- Given request
Go through the entries below and collect each line with the string "text" in it.

- Data section
*-*-*

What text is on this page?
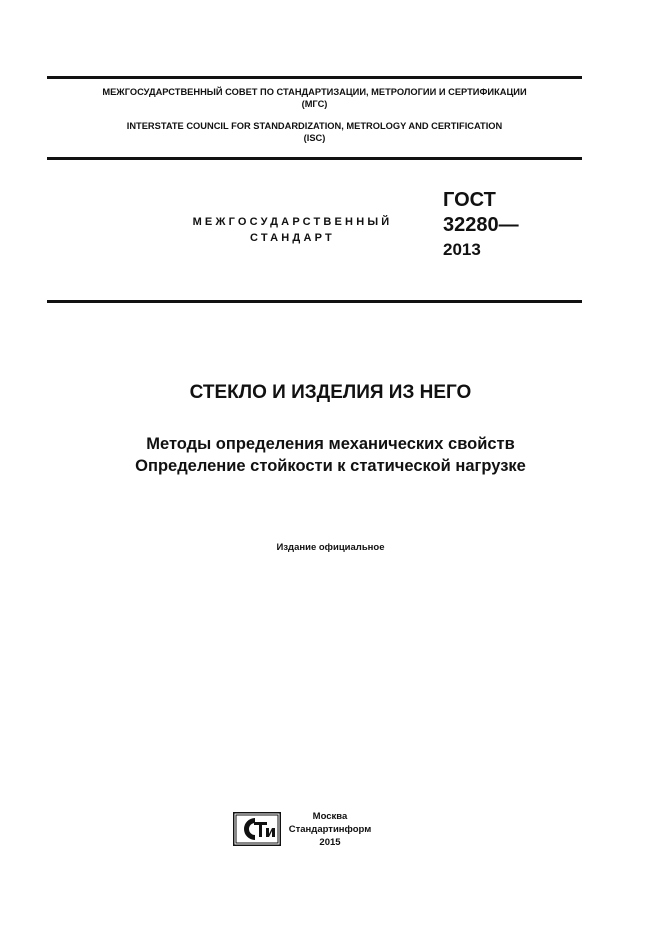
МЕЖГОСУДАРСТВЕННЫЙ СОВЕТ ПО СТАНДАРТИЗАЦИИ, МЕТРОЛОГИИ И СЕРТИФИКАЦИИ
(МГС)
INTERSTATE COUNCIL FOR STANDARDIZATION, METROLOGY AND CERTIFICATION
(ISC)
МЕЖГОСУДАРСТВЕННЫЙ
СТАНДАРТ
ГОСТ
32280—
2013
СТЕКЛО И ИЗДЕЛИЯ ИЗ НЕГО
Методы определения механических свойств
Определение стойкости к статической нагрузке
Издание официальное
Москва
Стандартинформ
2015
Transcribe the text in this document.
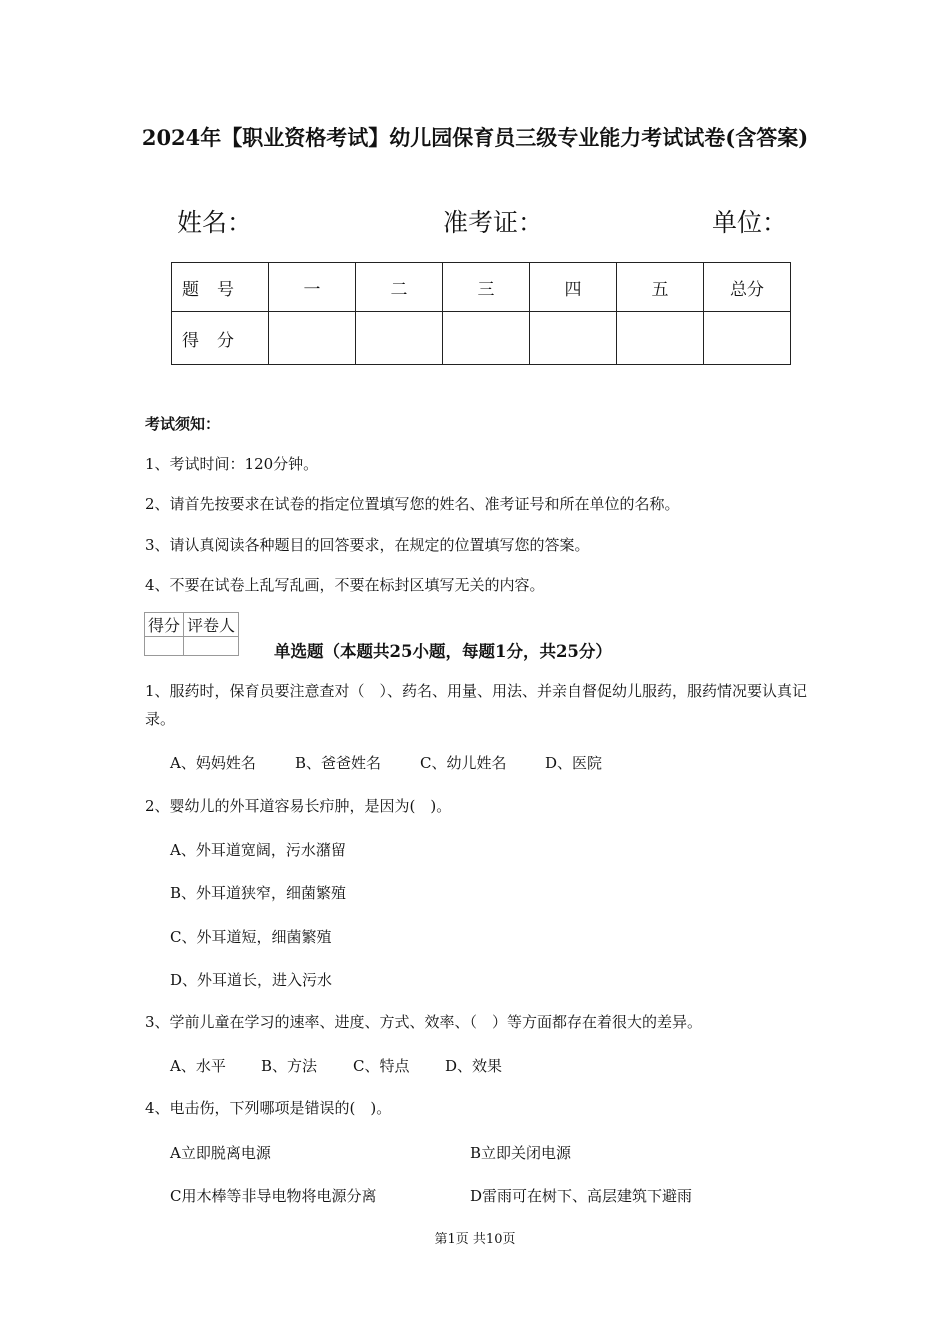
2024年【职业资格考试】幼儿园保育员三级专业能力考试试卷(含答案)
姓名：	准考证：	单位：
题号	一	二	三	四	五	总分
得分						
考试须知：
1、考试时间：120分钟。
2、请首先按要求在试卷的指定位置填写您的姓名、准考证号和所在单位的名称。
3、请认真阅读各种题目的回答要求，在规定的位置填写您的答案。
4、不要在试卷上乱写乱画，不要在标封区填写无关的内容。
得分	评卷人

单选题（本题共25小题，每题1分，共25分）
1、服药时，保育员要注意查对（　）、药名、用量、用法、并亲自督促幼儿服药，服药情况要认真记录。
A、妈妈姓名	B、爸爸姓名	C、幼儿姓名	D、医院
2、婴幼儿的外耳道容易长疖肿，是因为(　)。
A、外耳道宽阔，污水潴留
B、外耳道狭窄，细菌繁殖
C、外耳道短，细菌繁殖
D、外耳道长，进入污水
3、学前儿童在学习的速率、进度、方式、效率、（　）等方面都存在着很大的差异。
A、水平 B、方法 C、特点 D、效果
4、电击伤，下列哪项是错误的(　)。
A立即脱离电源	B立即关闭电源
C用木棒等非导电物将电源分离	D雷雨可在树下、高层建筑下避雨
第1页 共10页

*-*-*

- Written answer
What text is on this page?
Transcribe the text in this document.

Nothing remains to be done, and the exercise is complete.